Exercise goal> Find and copy every line in the records that includes the string "Error".
* * *
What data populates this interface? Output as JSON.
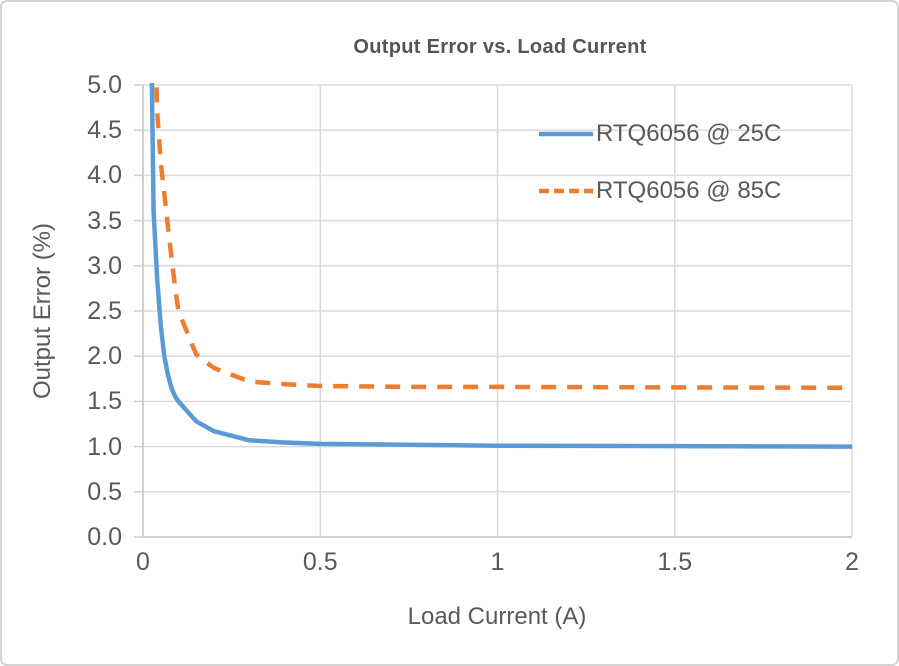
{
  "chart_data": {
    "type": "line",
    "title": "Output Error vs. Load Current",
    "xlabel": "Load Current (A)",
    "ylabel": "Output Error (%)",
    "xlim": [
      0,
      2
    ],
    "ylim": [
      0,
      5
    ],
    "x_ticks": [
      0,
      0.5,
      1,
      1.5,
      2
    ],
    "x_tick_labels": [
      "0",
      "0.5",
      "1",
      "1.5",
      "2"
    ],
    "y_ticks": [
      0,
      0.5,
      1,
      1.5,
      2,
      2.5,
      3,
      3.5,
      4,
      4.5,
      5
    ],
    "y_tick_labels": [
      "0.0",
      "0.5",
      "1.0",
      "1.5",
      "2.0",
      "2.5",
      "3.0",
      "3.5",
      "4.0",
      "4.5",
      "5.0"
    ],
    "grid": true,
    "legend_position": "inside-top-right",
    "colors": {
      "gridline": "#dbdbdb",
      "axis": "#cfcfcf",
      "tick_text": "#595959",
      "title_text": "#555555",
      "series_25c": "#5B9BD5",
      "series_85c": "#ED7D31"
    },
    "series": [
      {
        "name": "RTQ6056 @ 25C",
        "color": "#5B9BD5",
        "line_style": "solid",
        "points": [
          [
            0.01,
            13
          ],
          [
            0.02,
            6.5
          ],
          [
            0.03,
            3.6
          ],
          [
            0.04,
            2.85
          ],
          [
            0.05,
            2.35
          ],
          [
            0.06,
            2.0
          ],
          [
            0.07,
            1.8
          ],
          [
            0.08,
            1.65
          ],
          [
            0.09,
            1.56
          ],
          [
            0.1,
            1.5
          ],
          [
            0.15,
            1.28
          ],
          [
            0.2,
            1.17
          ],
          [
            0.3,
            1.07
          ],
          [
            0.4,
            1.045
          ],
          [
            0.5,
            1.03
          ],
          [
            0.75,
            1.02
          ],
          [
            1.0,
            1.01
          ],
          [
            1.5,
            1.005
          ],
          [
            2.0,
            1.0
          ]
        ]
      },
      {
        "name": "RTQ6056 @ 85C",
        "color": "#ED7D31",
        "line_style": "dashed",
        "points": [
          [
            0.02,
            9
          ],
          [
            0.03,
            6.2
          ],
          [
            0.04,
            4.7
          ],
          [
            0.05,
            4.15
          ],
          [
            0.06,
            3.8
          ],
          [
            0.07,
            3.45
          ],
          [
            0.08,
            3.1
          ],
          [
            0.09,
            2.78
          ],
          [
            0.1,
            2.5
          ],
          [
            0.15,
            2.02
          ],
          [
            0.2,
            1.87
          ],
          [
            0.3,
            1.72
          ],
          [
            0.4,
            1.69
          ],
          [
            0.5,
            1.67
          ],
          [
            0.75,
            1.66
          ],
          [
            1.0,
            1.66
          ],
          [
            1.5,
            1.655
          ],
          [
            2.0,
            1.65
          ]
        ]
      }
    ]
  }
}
* * *
The completed task>
    "title": "Output Error vs. Load Current",
    "ylabel": "Output Error (%)",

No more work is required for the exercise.